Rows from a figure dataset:
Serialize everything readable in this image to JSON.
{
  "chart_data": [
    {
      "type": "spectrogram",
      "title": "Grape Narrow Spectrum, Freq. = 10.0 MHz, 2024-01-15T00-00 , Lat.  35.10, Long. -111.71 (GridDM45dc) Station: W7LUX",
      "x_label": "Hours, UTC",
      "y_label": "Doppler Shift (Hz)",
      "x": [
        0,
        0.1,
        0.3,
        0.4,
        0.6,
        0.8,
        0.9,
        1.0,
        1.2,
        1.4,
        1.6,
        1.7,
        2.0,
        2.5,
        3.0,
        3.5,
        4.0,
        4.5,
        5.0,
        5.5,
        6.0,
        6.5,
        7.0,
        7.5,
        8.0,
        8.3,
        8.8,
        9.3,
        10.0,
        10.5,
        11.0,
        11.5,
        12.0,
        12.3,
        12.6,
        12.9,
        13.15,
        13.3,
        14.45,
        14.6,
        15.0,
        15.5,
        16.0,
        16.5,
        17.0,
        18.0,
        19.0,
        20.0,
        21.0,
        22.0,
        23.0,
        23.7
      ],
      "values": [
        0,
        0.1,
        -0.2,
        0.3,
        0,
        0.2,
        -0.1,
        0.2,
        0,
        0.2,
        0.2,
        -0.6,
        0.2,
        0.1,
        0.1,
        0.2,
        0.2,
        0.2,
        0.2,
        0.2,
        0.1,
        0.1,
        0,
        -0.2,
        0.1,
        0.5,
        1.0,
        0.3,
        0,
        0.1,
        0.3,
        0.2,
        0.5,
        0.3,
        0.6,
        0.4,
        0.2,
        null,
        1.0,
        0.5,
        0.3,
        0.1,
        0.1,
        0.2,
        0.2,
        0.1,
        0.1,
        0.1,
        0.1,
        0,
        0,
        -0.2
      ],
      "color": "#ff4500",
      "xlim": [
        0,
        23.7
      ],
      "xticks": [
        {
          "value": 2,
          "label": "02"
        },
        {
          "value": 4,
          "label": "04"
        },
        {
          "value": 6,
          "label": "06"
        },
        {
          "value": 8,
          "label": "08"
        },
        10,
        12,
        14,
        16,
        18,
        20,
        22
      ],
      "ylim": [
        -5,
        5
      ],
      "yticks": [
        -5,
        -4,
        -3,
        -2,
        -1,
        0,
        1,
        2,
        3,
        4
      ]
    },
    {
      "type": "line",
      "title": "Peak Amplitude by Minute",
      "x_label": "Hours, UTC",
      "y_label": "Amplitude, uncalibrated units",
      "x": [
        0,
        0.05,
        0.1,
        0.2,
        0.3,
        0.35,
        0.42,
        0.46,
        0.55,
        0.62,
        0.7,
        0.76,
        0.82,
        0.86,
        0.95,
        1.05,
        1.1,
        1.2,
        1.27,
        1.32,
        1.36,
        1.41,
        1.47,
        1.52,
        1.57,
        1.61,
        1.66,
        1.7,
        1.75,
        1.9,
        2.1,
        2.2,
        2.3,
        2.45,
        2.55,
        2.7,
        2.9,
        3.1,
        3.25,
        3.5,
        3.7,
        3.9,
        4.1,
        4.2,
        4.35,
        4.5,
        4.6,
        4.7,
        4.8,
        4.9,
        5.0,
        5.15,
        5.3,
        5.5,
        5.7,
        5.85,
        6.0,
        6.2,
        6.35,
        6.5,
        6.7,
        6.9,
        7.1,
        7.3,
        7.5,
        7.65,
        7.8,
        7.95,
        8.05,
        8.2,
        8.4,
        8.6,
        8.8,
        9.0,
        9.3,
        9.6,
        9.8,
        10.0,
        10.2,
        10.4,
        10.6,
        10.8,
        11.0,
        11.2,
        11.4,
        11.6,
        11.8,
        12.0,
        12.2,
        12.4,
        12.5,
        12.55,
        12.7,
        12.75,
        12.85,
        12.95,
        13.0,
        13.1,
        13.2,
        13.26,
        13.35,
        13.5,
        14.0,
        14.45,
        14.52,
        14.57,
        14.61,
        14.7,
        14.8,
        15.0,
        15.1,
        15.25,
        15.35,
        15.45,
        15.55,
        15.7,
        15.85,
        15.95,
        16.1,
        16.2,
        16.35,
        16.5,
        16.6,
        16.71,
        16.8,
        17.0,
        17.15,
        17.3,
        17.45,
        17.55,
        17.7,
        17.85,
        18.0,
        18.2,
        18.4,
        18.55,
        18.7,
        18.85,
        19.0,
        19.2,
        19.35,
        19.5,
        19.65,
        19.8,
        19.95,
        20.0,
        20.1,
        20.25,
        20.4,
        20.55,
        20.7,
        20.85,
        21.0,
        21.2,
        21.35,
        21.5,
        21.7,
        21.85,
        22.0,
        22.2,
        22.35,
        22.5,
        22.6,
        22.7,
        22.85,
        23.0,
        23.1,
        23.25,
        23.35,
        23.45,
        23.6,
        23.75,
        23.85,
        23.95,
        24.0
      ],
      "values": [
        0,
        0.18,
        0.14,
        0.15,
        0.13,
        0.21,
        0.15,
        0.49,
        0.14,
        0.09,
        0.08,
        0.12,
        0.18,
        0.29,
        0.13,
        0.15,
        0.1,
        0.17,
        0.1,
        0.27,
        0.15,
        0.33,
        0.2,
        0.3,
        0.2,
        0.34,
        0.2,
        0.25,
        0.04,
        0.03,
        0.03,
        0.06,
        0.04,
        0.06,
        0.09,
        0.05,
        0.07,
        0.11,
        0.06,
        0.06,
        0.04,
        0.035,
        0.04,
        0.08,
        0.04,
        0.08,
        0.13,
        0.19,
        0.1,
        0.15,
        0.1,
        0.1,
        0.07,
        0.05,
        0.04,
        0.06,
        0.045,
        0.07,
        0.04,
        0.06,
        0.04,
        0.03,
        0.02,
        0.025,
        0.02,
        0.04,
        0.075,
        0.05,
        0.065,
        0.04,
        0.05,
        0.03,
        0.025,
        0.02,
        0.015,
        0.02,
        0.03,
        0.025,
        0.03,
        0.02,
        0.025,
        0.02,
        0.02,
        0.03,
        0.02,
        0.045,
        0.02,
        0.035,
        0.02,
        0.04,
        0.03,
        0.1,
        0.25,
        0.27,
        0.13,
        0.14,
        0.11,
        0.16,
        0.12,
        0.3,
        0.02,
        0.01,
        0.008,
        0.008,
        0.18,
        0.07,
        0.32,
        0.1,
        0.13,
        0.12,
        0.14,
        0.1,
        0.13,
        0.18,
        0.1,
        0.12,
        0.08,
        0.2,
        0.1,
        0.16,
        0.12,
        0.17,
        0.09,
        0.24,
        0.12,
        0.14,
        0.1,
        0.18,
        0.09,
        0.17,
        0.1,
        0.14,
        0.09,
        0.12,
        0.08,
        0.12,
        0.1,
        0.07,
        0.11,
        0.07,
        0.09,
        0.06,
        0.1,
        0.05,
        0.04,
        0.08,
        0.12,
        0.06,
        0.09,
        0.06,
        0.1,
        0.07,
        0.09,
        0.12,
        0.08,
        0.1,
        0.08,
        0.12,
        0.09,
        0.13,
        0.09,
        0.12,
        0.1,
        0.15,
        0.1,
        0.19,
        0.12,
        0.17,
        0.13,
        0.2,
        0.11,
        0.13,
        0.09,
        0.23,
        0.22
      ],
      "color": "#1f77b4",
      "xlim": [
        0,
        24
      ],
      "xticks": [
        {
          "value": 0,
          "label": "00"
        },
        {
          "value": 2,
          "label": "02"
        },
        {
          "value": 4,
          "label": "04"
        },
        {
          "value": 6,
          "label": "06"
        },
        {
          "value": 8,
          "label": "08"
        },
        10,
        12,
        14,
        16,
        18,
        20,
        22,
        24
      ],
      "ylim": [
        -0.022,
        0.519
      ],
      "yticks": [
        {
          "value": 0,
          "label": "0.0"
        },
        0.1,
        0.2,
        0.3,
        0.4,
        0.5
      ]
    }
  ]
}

- Your instructions -
Output an exact copy of each record.

- The response -
Serialize everything readable in this image to JSON.
{
  "chart_data": [
    {
      "type": "spectrogram",
      "title": "Grape Narrow Spectrum, Freq. = 10.0 MHz, 2024-01-15T00-00 , Lat.  35.10, Long. -111.71 (GridDM45dc) Station: W7LUX",
      "x_label": "Hours, UTC",
      "y_label": "Doppler Shift (Hz)",
      "x": [
        0,
        0.1,
        0.3,
        0.4,
        0.6,
        0.8,
        0.9,
        1.0,
        1.2,
        1.4,
        1.6,
        1.7,
        2.0,
        2.5,
        3.0,
        3.5,
        4.0,
        4.5,
        5.0,
        5.5,
        6.0,
        6.5,
        7.0,
        7.5,
        8.0,
        8.3,
        8.8,
        9.3,
        10.0,
        10.5,
        11.0,
        11.5,
        12.0,
        12.3,
        12.6,
        12.9,
        13.15,
        13.3,
        14.45,
        14.6,
        15.0,
        15.5,
        16.0,
        16.5,
        17.0,
        18.0,
        19.0,
        20.0,
        21.0,
        22.0,
        23.0,
        23.7
      ],
      "values": [
        0,
        0.1,
        -0.2,
        0.3,
        0,
        0.2,
        -0.1,
        0.2,
        0,
        0.2,
        0.2,
        -0.6,
        0.2,
        0.1,
        0.1,
        0.2,
        0.2,
        0.2,
        0.2,
        0.2,
        0.1,
        0.1,
        0,
        -0.2,
        0.1,
        0.5,
        1.0,
        0.3,
        0,
        0.1,
        0.3,
        0.2,
        0.5,
        0.3,
        0.6,
        0.4,
        0.2,
        null,
        1.0,
        0.5,
        0.3,
        0.1,
        0.1,
        0.2,
        0.2,
        0.1,
        0.1,
        0.1,
        0.1,
        0,
        0,
        -0.2
      ],
      "color": "#ff4500",
      "xlim": [
        0,
        23.7
      ],
      "xticks": [
        {
          "value": 2,
          "label": "02"
        },
        {
          "value": 4,
          "label": "04"
        },
        {
          "value": 6,
          "label": "06"
        },
        {
          "value": 8,
          "label": "08"
        },
        10,
        12,
        14,
        16,
        18,
        20,
        22
      ],
      "ylim": [
        -5,
        5
      ],
      "yticks": [
        -5,
        -4,
        -3,
        -2,
        -1,
        0,
        1,
        2,
        3,
        4
      ]
    },
    {
      "type": "line",
      "title": "Peak Amplitude by Minute",
      "x_label": "Hours, UTC",
      "y_label": "Amplitude, uncalibrated units",
      "x": [
        0,
        0.05,
        0.1,
        0.2,
        0.3,
        0.35,
        0.42,
        0.46,
        0.55,
        0.62,
        0.7,
        0.76,
        0.82,
        0.86,
        0.95,
        1.05,
        1.1,
        1.2,
        1.27,
        1.32,
        1.36,
        1.41,
        1.47,
        1.52,
        1.57,
        1.61,
        1.66,
        1.7,
        1.75,
        1.9,
        2.1,
        2.2,
        2.3,
        2.45,
        2.55,
        2.7,
        2.9,
        3.1,
        3.25,
        3.5,
        3.7,
        3.9,
        4.1,
        4.2,
        4.35,
        4.5,
        4.6,
        4.7,
        4.8,
        4.9,
        5.0,
        5.15,
        5.3,
        5.5,
        5.7,
        5.85,
        6.0,
        6.2,
        6.35,
        6.5,
        6.7,
        6.9,
        7.1,
        7.3,
        7.5,
        7.65,
        7.8,
        7.95,
        8.05,
        8.2,
        8.4,
        8.6,
        8.8,
        9.0,
        9.3,
        9.6,
        9.8,
        10.0,
        10.2,
        10.4,
        10.6,
        10.8,
        11.0,
        11.2,
        11.4,
        11.6,
        11.8,
        12.0,
        12.2,
        12.4,
        12.5,
        12.55,
        12.7,
        12.75,
        12.85,
        12.95,
        13.0,
        13.1,
        13.2,
        13.26,
        13.35,
        13.5,
        14.0,
        14.45,
        14.52,
        14.57,
        14.61,
        14.7,
        14.8,
        15.0,
        15.1,
        15.25,
        15.35,
        15.45,
        15.55,
        15.7,
        15.85,
        15.95,
        16.1,
        16.2,
        16.35,
        16.5,
        16.6,
        16.71,
        16.8,
        17.0,
        17.15,
        17.3,
        17.45,
        17.55,
        17.7,
        17.85,
        18.0,
        18.2,
        18.4,
        18.55,
        18.7,
        18.85,
        19.0,
        19.2,
        19.35,
        19.5,
        19.65,
        19.8,
        19.95,
        20.0,
        20.1,
        20.25,
        20.4,
        20.55,
        20.7,
        20.85,
        21.0,
        21.2,
        21.35,
        21.5,
        21.7,
        21.85,
        22.0,
        22.2,
        22.35,
        22.5,
        22.6,
        22.7,
        22.85,
        23.0,
        23.1,
        23.25,
        23.35,
        23.45,
        23.6,
        23.75,
        23.85,
        23.95,
        24.0
      ],
      "values": [
        0,
        0.18,
        0.14,
        0.15,
        0.13,
        0.21,
        0.15,
        0.49,
        0.14,
        0.09,
        0.08,
        0.12,
        0.18,
        0.29,
        0.13,
        0.15,
        0.1,
        0.17,
        0.1,
        0.27,
        0.15,
        0.33,
        0.2,
        0.3,
        0.2,
        0.34,
        0.2,
        0.25,
        0.04,
        0.03,
        0.03,
        0.06,
        0.04,
        0.06,
        0.09,
        0.05,
        0.07,
        0.11,
        0.06,
        0.06,
        0.04,
        0.035,
        0.04,
        0.08,
        0.04,
        0.08,
        0.13,
        0.19,
        0.1,
        0.15,
        0.1,
        0.1,
        0.07,
        0.05,
        0.04,
        0.06,
        0.045,
        0.07,
        0.04,
        0.06,
        0.04,
        0.03,
        0.02,
        0.025,
        0.02,
        0.04,
        0.075,
        0.05,
        0.065,
        0.04,
        0.05,
        0.03,
        0.025,
        0.02,
        0.015,
        0.02,
        0.03,
        0.025,
        0.03,
        0.02,
        0.025,
        0.02,
        0.02,
        0.03,
        0.02,
        0.045,
        0.02,
        0.035,
        0.02,
        0.04,
        0.03,
        0.1,
        0.25,
        0.27,
        0.13,
        0.14,
        0.11,
        0.16,
        0.12,
        0.3,
        0.02,
        0.01,
        0.008,
        0.008,
        0.18,
        0.07,
        0.32,
        0.1,
        0.13,
        0.12,
        0.14,
        0.1,
        0.13,
        0.18,
        0.1,
        0.12,
        0.08,
        0.2,
        0.1,
        0.16,
        0.12,
        0.17,
        0.09,
        0.24,
        0.12,
        0.14,
        0.1,
        0.18,
        0.09,
        0.17,
        0.1,
        0.14,
        0.09,
        0.12,
        0.08,
        0.12,
        0.1,
        0.07,
        0.11,
        0.07,
        0.09,
        0.06,
        0.1,
        0.05,
        0.04,
        0.08,
        0.12,
        0.06,
        0.09,
        0.06,
        0.1,
        0.07,
        0.09,
        0.12,
        0.08,
        0.1,
        0.08,
        0.12,
        0.09,
        0.13,
        0.09,
        0.12,
        0.1,
        0.15,
        0.1,
        0.19,
        0.12,
        0.17,
        0.13,
        0.2,
        0.11,
        0.13,
        0.09,
        0.23,
        0.22
      ],
      "color": "#1f77b4",
      "xlim": [
        0,
        24
      ],
      "xticks": [
        {
          "value": 0,
          "label": "00"
        },
        {
          "value": 2,
          "label": "02"
        },
        {
          "value": 4,
          "label": "04"
        },
        {
          "value": 6,
          "label": "06"
        },
        {
          "value": 8,
          "label": "08"
        },
        10,
        12,
        14,
        16,
        18,
        20,
        22,
        24
      ],
      "ylim": [
        -0.022,
        0.519
      ],
      "yticks": [
        {
          "value": 0,
          "label": "0.0"
        },
        0.1,
        0.2,
        0.3,
        0.4,
        0.5
      ]
    }
  ]
}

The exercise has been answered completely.